> _GIVEN INSTRUCTION_
Reproduce every line of the data below verbatim, omitting the pictures.

── INPUT DATA ──

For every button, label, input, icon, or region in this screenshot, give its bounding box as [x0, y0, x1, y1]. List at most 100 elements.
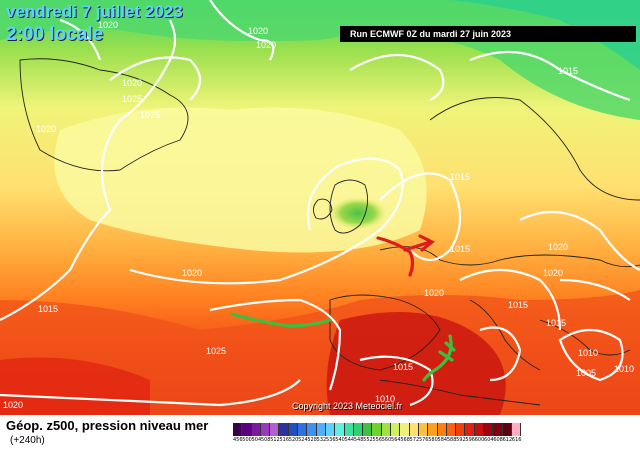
- color-scale-step: 556: [372, 423, 382, 449]
- field-northeast: [450, 0, 640, 70]
- color-scale-step: 536: [325, 423, 336, 449]
- color-scale-label: 584: [437, 437, 448, 443]
- color-swatch: [325, 423, 336, 436]
- color-scale-label: 548: [353, 437, 364, 443]
- isobar-label: 1010: [578, 348, 598, 358]
- color-swatch: [251, 423, 261, 436]
- isobar-label: 1005: [576, 368, 596, 378]
- color-scale-step: 540: [335, 423, 345, 449]
- color-scale-step: 532: [316, 423, 326, 449]
- color-swatch: [353, 423, 364, 436]
- isobar-label: 1020: [122, 78, 142, 88]
- color-scale-label: 608: [493, 437, 503, 443]
- color-scale-label: 564: [391, 437, 401, 443]
- color-scale-label: 516: [279, 437, 290, 443]
- color-scale-step: 604: [484, 423, 494, 449]
- isobar-label: 1025: [206, 346, 226, 356]
- color-swatch: [344, 423, 354, 436]
- color-swatch: [456, 423, 466, 436]
- color-scale-step: 508: [260, 423, 270, 449]
- field-low-uk: [270, 170, 430, 260]
- color-scale-label: 612: [502, 437, 513, 443]
- color-scale-step: 456: [233, 423, 243, 449]
- color-scale-step: 544: [344, 423, 355, 449]
- color-scale-label: 456: [233, 437, 243, 443]
- color-scale-step: 616: [511, 423, 522, 449]
- color-scale-label: 568: [400, 437, 410, 443]
- color-scale-step: 568: [400, 423, 410, 449]
- forecast-date: vendredi 7 juillet 2023: [6, 2, 183, 21]
- isobar-label: 1015: [393, 362, 413, 372]
- color-scale-step: 560: [381, 423, 392, 449]
- color-scale-label: 604: [484, 437, 494, 443]
- forecast-hour: 2:00 locale: [6, 24, 104, 45]
- color-scale-label: 596: [465, 437, 475, 443]
- color-scale-label: 588: [446, 437, 457, 443]
- color-scale-label: 540: [335, 437, 345, 443]
- color-swatch: [465, 423, 475, 436]
- color-scale-step: 548: [353, 423, 364, 449]
- color-scale-step: 500: [242, 423, 252, 449]
- isobar-labels: 1020 1020 1020 1025 1020 1025 1020 1020 …: [3, 20, 634, 410]
- color-swatch: [242, 423, 252, 436]
- color-scale-label: 512: [270, 437, 280, 443]
- color-scale-label: 556: [372, 437, 382, 443]
- color-swatch: [502, 423, 512, 436]
- color-scale-step: 516: [279, 423, 290, 449]
- color-swatch: [446, 423, 457, 436]
- color-scale-step: 608: [493, 423, 503, 449]
- color-swatch: [511, 423, 522, 436]
- color-swatch: [484, 423, 494, 436]
- isobar-label: 1020: [424, 288, 444, 298]
- isobar-label: 1020: [98, 20, 118, 30]
- color-scale-label: 520: [288, 437, 299, 443]
- color-scale-step: 600: [474, 423, 485, 449]
- color-scale-step: 592: [456, 423, 466, 449]
- color-swatch: [409, 423, 419, 436]
- color-scale-step: 524: [298, 423, 308, 449]
- isobar-label: 1020: [543, 268, 563, 278]
- isobar-label: 1015: [558, 66, 578, 76]
- color-scale-step: 596: [465, 423, 475, 449]
- color-swatch: [316, 423, 326, 436]
- color-scale-label: 504: [251, 437, 262, 443]
- color-swatch: [307, 423, 317, 436]
- color-scale-label: 552: [363, 437, 373, 443]
- isobar-label: 1020: [3, 400, 23, 410]
- color-scale-step: 588: [446, 423, 457, 449]
- color-swatch: [391, 423, 401, 436]
- color-scale-step: 564: [391, 423, 401, 449]
- color-swatch: [335, 423, 345, 436]
- color-swatch: [288, 423, 299, 436]
- red-arrow-annotation: [376, 234, 435, 277]
- color-swatch: [363, 423, 373, 436]
- isobar-label: 1015: [450, 244, 470, 254]
- color-scale-label: 600: [474, 437, 485, 443]
- coastlines: [19, 58, 640, 406]
- color-swatch: [381, 423, 392, 436]
- color-swatch: [437, 423, 447, 436]
- color-swatch: [400, 423, 410, 436]
- color-scale-step: 576: [418, 423, 429, 449]
- color-scale-step: 580: [428, 423, 438, 449]
- copyright-notice: Copyright 2023 Meteociel.fr: [292, 401, 403, 411]
- color-swatch: [372, 423, 382, 436]
- isobar-label: 1020: [548, 242, 568, 252]
- color-scale-label: 572: [409, 437, 420, 443]
- color-swatch: [233, 423, 243, 436]
- color-scale-label: 544: [344, 437, 355, 443]
- color-swatch: [418, 423, 429, 436]
- color-scale-label: 500: [242, 437, 252, 443]
- legend-subtitle: (+240h): [10, 435, 45, 446]
- color-scale-step: 512: [270, 423, 280, 449]
- isobar-label: 1015: [38, 304, 58, 314]
- isobar-label: 1020: [182, 268, 202, 278]
- green-marker-annotation: [230, 312, 456, 382]
- run-info-banner: Run ECMWF 0Z du mardi 27 juin 2023: [340, 26, 636, 42]
- isobar-label: 1015: [450, 172, 470, 182]
- color-scale-label: 524: [298, 437, 308, 443]
- color-scale-step: 612: [502, 423, 513, 449]
- color-scale: 456 500 504 508 512 516 520 524 528 532 536 540 544 5…: [233, 423, 521, 449]
- color-scale-step: 504: [251, 423, 262, 449]
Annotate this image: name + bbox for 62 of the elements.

───

> _COMPLETE ANSWER_
For every button, label, input, icon, or region in this screenshot, give its bounding box as [x0, y0, x1, y1]. List at most 100 elements.
- color-scale-step: 556: [372, 423, 382, 449]
- field-northeast: [450, 0, 640, 70]
- color-scale-step: 536: [325, 423, 336, 449]
- color-scale-label: 584: [437, 437, 448, 443]
- color-swatch: [325, 423, 336, 436]
- color-scale-label: 548: [353, 437, 364, 443]
- isobar-label: 1010: [578, 348, 598, 358]
- color-swatch: [251, 423, 261, 436]
- isobar-label: 1005: [576, 368, 596, 378]
- color-scale-step: 540: [335, 423, 345, 449]
- color-scale-step: 532: [316, 423, 326, 449]
- color-swatch: [353, 423, 364, 436]
- isobar-label: 1020: [122, 78, 142, 88]
- color-scale-label: 608: [493, 437, 503, 443]
- color-scale-label: 564: [391, 437, 401, 443]
- color-scale-label: 516: [279, 437, 290, 443]
- color-scale-step: 604: [484, 423, 494, 449]
- isobar-label: 1025: [206, 346, 226, 356]
- color-swatch: [344, 423, 354, 436]
- color-swatch: [456, 423, 466, 436]
- color-scale-step: 508: [260, 423, 270, 449]
- field-low-uk: [270, 170, 430, 260]
- color-scale-label: 612: [502, 437, 513, 443]
- color-scale-step: 456: [233, 423, 243, 449]
- color-scale-step: 544: [344, 423, 355, 449]
- color-scale-label: 456: [233, 437, 243, 443]
- color-scale-step: 616: [511, 423, 522, 449]
- color-scale-label: 568: [400, 437, 410, 443]
- color-scale-step: 568: [400, 423, 410, 449]
- forecast-date: vendredi 7 juillet 2023: [6, 2, 183, 21]
- isobar-label: 1015: [393, 362, 413, 372]
- color-scale-step: 560: [381, 423, 392, 449]
- color-scale-label: 604: [484, 437, 494, 443]
- forecast-hour: 2:00 locale: [6, 24, 104, 45]
- color-scale-label: 596: [465, 437, 475, 443]
- color-scale-label: 588: [446, 437, 457, 443]
- color-scale-label: 540: [335, 437, 345, 443]
- color-swatch: [465, 423, 475, 436]
- color-scale-step: 548: [353, 423, 364, 449]
- color-scale-step: 500: [242, 423, 252, 449]
- isobar-labels: 1020 1020 1020 1025 1020 1025 1020 1020 …: [3, 20, 634, 410]
- color-swatch: [242, 423, 252, 436]
- color-scale-label: 512: [270, 437, 280, 443]
- color-scale-label: 556: [372, 437, 382, 443]
- color-swatch: [502, 423, 512, 436]
- color-scale-step: 516: [279, 423, 290, 449]
- color-swatch: [446, 423, 457, 436]
- color-scale-step: 608: [493, 423, 503, 449]
- color-swatch: [511, 423, 522, 436]
- color-swatch: [484, 423, 494, 436]
- isobar-label: 1020: [424, 288, 444, 298]
- isobar-label: 1020: [98, 20, 118, 30]
- color-scale-label: 520: [288, 437, 299, 443]
- color-scale-step: 600: [474, 423, 485, 449]
- color-scale-step: 592: [456, 423, 466, 449]
- color-swatch: [409, 423, 419, 436]
- color-scale-step: 524: [298, 423, 308, 449]
- isobar-label: 1020: [543, 268, 563, 278]
- isobar-label: 1015: [558, 66, 578, 76]
- color-scale-step: 596: [465, 423, 475, 449]
- color-swatch: [316, 423, 326, 436]
- color-scale-label: 504: [251, 437, 262, 443]
- color-swatch: [307, 423, 317, 436]
- color-scale-label: 552: [363, 437, 373, 443]
- isobar-label: 1020: [3, 400, 23, 410]
- color-scale-step: 588: [446, 423, 457, 449]
- color-swatch: [391, 423, 401, 436]
- color-scale-step: 564: [391, 423, 401, 449]
- color-swatch: [335, 423, 345, 436]
- color-swatch: [288, 423, 299, 436]
- red-arrow-annotation: [376, 234, 435, 277]
- color-swatch: [363, 423, 373, 436]
- isobar-label: 1015: [450, 244, 470, 254]
- color-scale-label: 600: [474, 437, 485, 443]
- coastlines: [19, 58, 640, 406]
- color-swatch: [381, 423, 392, 436]
- color-swatch: [437, 423, 447, 436]
- color-swatch: [400, 423, 410, 436]
- color-scale-step: 576: [418, 423, 429, 449]
- color-scale-step: 580: [428, 423, 438, 449]
- copyright-notice: Copyright 2023 Meteociel.fr: [292, 401, 403, 411]
- color-swatch: [372, 423, 382, 436]
- isobar-label: 1020: [548, 242, 568, 252]
- color-scale-label: 572: [409, 437, 420, 443]
- color-swatch: [233, 423, 243, 436]
- color-scale-label: 544: [344, 437, 355, 443]
- color-swatch: [418, 423, 429, 436]
- color-scale-label: 500: [242, 437, 252, 443]
- legend-subtitle: (+240h): [10, 435, 45, 446]
- color-scale-step: 512: [270, 423, 280, 449]
- isobar-label: 1015: [38, 304, 58, 314]
- isobar-label: 1020: [182, 268, 202, 278]
- green-marker-annotation: [230, 312, 456, 382]
- run-info-banner: Run ECMWF 0Z du mardi 27 juin 2023: [340, 26, 636, 42]
- isobar-label: 1015: [450, 172, 470, 182]
- color-scale-label: 524: [298, 437, 308, 443]
- color-scale-step: 612: [502, 423, 513, 449]
- color-scale: 456 500 504 508 512 516 520 524 528 532 536 540 544 5…: [233, 423, 521, 449]
- color-scale-step: 504: [251, 423, 262, 449]
Annotate this image: name + bbox for 62 of the elements.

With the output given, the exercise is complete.